───── Entries ─────

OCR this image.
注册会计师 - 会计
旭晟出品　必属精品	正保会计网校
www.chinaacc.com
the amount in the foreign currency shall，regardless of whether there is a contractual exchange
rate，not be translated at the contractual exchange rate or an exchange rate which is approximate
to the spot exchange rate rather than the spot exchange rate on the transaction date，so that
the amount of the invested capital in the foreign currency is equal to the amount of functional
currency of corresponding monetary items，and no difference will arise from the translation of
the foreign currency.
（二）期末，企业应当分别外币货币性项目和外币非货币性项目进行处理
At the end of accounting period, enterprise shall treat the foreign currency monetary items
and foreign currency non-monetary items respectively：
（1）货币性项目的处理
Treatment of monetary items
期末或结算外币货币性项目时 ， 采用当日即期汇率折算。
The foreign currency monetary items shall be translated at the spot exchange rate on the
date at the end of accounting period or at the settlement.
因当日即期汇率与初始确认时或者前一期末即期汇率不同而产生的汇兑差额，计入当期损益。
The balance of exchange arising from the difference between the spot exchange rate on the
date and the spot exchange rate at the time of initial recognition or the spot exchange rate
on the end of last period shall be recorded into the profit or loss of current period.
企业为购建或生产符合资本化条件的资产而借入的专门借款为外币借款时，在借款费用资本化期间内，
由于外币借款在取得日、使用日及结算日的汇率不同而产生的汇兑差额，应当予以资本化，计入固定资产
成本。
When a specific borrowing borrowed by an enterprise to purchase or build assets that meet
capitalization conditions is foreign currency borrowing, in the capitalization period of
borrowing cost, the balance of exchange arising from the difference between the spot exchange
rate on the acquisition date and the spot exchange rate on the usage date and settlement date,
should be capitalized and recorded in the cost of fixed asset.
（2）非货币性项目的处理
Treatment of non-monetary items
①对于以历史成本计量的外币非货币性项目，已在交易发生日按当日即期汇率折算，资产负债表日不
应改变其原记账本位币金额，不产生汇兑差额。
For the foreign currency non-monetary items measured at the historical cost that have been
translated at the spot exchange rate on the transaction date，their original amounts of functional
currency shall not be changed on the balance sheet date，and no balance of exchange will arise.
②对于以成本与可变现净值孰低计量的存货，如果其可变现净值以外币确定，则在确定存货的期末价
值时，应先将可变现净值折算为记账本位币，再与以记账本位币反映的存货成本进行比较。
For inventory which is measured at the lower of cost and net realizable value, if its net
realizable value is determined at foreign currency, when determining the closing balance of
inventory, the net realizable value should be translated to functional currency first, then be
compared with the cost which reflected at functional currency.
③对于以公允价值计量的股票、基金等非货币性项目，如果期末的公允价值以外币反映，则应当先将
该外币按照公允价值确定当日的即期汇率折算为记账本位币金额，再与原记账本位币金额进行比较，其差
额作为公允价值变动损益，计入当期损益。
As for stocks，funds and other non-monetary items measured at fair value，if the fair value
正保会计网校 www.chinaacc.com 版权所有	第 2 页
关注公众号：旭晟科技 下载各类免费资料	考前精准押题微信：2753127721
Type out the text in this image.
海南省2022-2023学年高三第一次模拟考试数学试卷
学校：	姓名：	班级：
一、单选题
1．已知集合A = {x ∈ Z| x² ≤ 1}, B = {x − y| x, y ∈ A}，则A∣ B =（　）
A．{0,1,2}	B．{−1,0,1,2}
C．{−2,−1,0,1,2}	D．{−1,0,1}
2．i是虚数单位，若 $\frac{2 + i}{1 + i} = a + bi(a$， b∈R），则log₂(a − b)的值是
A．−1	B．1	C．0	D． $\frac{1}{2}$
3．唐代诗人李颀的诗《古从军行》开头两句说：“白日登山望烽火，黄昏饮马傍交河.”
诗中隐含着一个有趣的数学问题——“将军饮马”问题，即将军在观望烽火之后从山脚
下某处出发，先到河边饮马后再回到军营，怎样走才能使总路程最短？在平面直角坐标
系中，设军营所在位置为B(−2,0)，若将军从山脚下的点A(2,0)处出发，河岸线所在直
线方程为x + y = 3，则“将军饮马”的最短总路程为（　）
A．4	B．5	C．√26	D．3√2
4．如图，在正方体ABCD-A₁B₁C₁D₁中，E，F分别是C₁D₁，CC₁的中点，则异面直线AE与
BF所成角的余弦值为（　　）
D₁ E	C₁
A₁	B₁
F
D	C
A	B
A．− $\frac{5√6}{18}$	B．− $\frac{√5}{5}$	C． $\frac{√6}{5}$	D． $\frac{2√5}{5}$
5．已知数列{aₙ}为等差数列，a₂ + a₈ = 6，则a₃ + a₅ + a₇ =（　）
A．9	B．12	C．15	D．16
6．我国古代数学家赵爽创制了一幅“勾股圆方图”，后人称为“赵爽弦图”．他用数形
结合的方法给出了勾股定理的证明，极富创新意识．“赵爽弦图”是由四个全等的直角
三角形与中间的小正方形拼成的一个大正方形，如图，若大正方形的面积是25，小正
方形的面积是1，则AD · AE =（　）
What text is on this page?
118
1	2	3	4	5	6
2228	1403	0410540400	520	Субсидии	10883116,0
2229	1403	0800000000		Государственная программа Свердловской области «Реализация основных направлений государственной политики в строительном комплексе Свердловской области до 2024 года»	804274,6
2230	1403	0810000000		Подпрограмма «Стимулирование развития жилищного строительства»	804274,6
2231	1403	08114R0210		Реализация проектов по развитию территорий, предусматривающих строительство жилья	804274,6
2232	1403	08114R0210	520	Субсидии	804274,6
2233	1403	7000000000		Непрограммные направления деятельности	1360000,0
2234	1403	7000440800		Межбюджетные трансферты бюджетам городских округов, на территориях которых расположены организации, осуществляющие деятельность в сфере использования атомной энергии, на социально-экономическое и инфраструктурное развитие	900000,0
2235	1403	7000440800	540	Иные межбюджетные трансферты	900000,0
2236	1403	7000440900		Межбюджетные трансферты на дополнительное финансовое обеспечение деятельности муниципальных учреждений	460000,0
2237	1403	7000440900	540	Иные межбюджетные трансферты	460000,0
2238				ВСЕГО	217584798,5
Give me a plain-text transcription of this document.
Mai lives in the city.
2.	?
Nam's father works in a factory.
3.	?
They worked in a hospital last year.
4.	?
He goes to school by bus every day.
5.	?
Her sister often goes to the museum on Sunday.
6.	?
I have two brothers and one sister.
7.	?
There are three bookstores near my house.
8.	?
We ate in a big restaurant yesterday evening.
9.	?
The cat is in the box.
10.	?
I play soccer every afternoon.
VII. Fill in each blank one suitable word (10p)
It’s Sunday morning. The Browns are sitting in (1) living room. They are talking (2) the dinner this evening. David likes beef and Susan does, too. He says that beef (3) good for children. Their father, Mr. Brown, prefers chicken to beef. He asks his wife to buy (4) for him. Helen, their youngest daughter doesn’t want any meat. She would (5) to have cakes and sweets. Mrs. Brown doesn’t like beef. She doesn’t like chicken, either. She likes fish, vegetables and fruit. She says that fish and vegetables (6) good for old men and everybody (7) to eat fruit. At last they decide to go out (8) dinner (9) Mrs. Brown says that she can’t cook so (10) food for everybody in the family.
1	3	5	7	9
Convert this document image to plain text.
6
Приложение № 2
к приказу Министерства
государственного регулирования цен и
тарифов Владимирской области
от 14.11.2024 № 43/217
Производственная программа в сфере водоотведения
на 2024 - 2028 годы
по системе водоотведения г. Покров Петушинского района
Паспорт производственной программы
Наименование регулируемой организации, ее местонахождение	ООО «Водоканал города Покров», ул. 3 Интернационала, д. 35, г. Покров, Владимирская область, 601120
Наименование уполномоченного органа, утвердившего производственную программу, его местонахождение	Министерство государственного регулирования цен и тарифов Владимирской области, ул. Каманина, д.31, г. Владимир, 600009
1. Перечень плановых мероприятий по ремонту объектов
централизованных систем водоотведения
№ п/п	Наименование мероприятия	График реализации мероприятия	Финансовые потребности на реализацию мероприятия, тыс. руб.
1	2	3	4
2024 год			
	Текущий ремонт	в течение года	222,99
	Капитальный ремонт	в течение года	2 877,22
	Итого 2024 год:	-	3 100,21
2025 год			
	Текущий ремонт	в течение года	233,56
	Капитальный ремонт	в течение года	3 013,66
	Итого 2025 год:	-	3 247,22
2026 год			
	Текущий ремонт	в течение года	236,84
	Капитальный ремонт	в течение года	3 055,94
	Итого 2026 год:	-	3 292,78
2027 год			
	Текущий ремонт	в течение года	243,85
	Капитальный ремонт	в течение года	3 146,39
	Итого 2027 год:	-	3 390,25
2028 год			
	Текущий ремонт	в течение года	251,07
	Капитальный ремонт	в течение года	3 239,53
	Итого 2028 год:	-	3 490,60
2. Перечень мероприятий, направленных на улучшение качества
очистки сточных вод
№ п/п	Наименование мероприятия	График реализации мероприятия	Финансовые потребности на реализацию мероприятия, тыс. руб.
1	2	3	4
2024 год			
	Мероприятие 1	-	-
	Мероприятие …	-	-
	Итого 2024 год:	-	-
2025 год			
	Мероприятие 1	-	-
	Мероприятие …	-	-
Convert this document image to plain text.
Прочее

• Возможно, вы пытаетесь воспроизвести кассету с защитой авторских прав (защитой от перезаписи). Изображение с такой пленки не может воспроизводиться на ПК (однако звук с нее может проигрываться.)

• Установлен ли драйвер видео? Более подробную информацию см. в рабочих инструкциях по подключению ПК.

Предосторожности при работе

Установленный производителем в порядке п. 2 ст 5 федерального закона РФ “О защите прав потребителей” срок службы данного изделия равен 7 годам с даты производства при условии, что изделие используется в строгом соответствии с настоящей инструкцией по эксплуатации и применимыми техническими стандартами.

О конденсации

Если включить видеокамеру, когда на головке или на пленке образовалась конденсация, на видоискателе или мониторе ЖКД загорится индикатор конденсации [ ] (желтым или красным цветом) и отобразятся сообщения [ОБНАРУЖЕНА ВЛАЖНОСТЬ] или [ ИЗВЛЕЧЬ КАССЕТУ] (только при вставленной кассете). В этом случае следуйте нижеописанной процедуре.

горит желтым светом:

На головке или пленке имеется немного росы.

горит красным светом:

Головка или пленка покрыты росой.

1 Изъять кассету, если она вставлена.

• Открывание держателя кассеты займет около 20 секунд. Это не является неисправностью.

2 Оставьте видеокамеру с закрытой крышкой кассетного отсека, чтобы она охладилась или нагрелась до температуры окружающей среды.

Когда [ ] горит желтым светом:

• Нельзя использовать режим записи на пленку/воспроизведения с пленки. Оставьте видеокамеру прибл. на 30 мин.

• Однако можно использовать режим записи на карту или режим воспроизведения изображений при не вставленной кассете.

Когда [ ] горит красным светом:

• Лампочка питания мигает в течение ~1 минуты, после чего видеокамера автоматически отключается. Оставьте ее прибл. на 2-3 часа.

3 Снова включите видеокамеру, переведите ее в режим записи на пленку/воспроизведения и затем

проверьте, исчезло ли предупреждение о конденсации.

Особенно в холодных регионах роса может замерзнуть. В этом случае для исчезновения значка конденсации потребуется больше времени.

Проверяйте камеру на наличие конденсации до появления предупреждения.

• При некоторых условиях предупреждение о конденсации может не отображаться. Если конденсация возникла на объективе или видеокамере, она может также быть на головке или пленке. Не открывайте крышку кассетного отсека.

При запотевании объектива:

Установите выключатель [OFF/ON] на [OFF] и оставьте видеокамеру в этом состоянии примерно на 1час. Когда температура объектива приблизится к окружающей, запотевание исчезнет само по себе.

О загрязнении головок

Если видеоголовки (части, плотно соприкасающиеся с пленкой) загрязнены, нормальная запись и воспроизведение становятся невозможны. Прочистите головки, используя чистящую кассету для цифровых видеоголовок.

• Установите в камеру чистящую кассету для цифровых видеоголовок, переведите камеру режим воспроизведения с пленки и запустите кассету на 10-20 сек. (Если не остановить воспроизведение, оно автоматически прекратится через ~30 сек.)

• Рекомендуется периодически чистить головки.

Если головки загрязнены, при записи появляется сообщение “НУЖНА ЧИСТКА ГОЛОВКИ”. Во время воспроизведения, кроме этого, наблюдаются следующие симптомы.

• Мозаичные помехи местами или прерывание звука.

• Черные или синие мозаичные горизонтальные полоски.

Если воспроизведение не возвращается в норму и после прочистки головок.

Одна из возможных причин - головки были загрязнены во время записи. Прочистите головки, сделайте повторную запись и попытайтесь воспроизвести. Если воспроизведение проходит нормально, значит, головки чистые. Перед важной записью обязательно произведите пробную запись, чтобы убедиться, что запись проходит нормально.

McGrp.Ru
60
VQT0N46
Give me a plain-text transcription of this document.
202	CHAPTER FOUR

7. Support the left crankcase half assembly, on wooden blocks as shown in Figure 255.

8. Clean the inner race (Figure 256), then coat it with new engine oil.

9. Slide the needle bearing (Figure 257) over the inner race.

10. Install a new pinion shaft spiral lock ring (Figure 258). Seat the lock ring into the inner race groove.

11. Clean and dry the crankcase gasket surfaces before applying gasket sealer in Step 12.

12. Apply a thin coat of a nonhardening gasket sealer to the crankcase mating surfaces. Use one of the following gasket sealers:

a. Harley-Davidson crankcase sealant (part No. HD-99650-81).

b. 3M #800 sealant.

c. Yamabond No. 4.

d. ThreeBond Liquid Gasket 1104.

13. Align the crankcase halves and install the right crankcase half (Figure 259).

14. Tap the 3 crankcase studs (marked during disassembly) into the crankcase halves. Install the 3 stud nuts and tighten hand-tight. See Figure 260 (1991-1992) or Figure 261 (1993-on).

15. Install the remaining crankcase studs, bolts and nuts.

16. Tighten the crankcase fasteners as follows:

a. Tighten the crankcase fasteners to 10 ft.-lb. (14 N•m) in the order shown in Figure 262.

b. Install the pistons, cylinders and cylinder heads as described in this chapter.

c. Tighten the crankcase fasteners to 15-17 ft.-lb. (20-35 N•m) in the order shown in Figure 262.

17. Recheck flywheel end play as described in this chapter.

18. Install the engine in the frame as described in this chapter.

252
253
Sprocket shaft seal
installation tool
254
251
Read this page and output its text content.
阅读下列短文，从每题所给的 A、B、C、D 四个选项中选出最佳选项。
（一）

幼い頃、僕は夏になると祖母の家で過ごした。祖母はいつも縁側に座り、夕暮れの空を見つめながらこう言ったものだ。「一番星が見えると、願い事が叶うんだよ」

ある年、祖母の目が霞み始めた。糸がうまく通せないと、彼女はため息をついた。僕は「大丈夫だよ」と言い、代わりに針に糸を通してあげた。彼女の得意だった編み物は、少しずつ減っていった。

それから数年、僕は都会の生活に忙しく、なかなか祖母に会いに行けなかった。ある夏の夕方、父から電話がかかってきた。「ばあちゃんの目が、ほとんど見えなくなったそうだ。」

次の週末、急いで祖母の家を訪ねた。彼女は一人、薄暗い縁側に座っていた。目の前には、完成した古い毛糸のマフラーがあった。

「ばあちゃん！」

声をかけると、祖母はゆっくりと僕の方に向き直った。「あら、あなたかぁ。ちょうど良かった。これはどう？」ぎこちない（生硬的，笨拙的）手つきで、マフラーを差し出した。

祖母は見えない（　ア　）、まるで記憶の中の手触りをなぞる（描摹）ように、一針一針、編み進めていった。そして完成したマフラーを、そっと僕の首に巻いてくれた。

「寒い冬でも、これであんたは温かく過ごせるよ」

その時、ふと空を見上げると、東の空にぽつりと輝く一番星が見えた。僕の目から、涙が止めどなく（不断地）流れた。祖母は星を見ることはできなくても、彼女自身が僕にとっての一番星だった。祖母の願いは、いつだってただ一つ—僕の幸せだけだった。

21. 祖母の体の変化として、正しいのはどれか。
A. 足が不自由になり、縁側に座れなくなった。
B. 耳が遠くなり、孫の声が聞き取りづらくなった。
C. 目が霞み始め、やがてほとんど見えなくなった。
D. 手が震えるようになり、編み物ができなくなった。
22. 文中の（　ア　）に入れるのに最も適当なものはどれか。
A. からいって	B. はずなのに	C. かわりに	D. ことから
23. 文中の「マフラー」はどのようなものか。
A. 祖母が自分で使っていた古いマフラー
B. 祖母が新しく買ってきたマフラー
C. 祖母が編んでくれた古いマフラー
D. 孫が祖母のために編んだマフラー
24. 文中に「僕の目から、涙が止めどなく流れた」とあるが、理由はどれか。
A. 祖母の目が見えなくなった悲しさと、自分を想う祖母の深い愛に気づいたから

─────

Every line holding "государственного" should be copied out.

государственного регулирования цен и
Наименование уполномоченного органа, утвердившего производственную программу, его местонахождение	Министерство государственного регулирования цен и тарифов Владимирской области, ул. Каманина, д.31, г. Владимир, 600009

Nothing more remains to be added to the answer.